Exercise task =
Without the images, print all the entries below exactly as given.

Given records =
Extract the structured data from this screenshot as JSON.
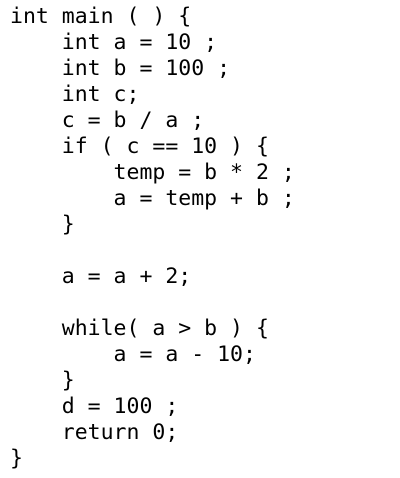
{
  "code": {
    "lines": [
      "int main ( ) {",
      "    int a = 10 ;",
      "    int b = 100 ;",
      "    int c;",
      "    c = b / a ;",
      "    if ( c == 10 ) {",
      "        temp = b * 2 ;",
      "        a = temp + b ;",
      "    }",
      "",
      "    a = a + 2;",
      "",
      "    while( a > b ) {",
      "        a = a - 10;",
      "    }",
      "    d = 100 ;",
      "    return 0;",
      "}"
    ]
  }
}
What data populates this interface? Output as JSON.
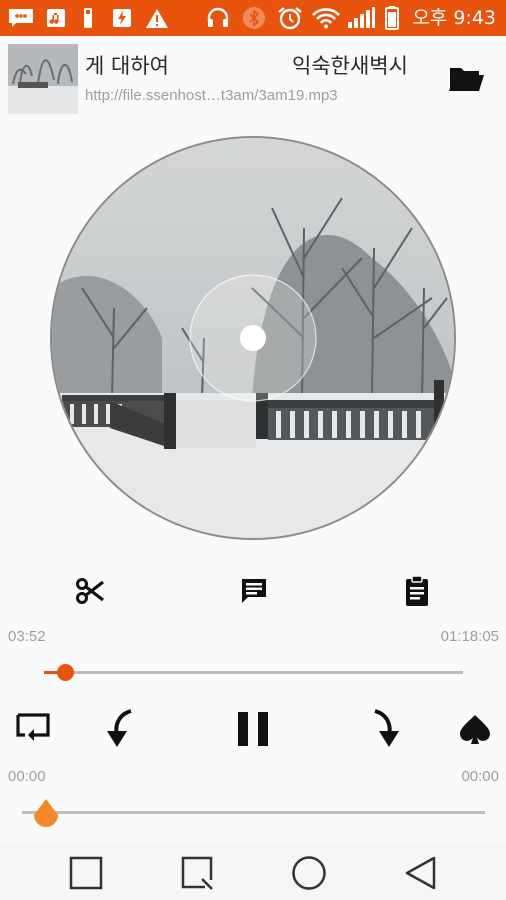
{
  "status_bar": {
    "time": "오후 9:43",
    "icons": [
      "message-icon",
      "music-icon",
      "usb-icon",
      "battery-saver-icon",
      "warning-icon",
      "headset-icon",
      "bluetooth-off-icon",
      "alarm-icon",
      "wifi-icon",
      "signal-icon",
      "battery-icon"
    ]
  },
  "track": {
    "title_left": "게 대하여",
    "title_right": "익숙한새벽시",
    "url": "http://file.ssenhost…t3am/3am19.mp3"
  },
  "tools": {
    "cut_icon": "scissors-icon",
    "lyrics_icon": "message-text-icon",
    "clipboard_icon": "clipboard-icon"
  },
  "progress": {
    "elapsed": "03:52",
    "total": "01:18:05",
    "fraction": 0.05
  },
  "controls": {
    "repeat_icon": "repeat-icon",
    "rewind_icon": "rewind-icon",
    "pause_icon": "pause-icon",
    "forward_icon": "forward-icon",
    "favorite_icon": "spade-heart-icon"
  },
  "ab_section": {
    "start": "00:00",
    "end": "00:00",
    "fraction": 0.0
  },
  "colors": {
    "accent": "#e8540e",
    "ab_thumb": "#f5892a",
    "track_grey": "#bdbdbd"
  }
}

Solution =
Extract the structured data from this screenshot as JSON.
{
  "code": {
    "lines": [
      "int main ( ) {",
      "    int a = 10 ;",
      "    int b = 100 ;",
      "    int c;",
      "    c = b / a ;",
      "    if ( c == 10 ) {",
      "        temp = b * 2 ;",
      "        a = temp + b ;",
      "    }",
      "",
      "    a = a + 2;",
      "",
      "    while( a > b ) {",
      "        a = a - 10;",
      "    }",
      "    d = 100 ;",
      "    return 0;",
      "}"
    ]
  }
}
What data populates this interface? Output as JSON.
{
  "status_bar": {
    "time": "오후 9:43",
    "icons": [
      "message-icon",
      "music-icon",
      "usb-icon",
      "battery-saver-icon",
      "warning-icon",
      "headset-icon",
      "bluetooth-off-icon",
      "alarm-icon",
      "wifi-icon",
      "signal-icon",
      "battery-icon"
    ]
  },
  "track": {
    "title_left": "게 대하여",
    "title_right": "익숙한새벽시",
    "url": "http://file.ssenhost…t3am/3am19.mp3"
  },
  "tools": {
    "cut_icon": "scissors-icon",
    "lyrics_icon": "message-text-icon",
    "clipboard_icon": "clipboard-icon"
  },
  "progress": {
    "elapsed": "03:52",
    "total": "01:18:05",
    "fraction": 0.05
  },
  "controls": {
    "repeat_icon": "repeat-icon",
    "rewind_icon": "rewind-icon",
    "pause_icon": "pause-icon",
    "forward_icon": "forward-icon",
    "favorite_icon": "spade-heart-icon"
  },
  "ab_section": {
    "start": "00:00",
    "end": "00:00",
    "fraction": 0.0
  },
  "colors": {
    "accent": "#e8540e",
    "ab_thumb": "#f5892a",
    "track_grey": "#bdbdbd"
  }
}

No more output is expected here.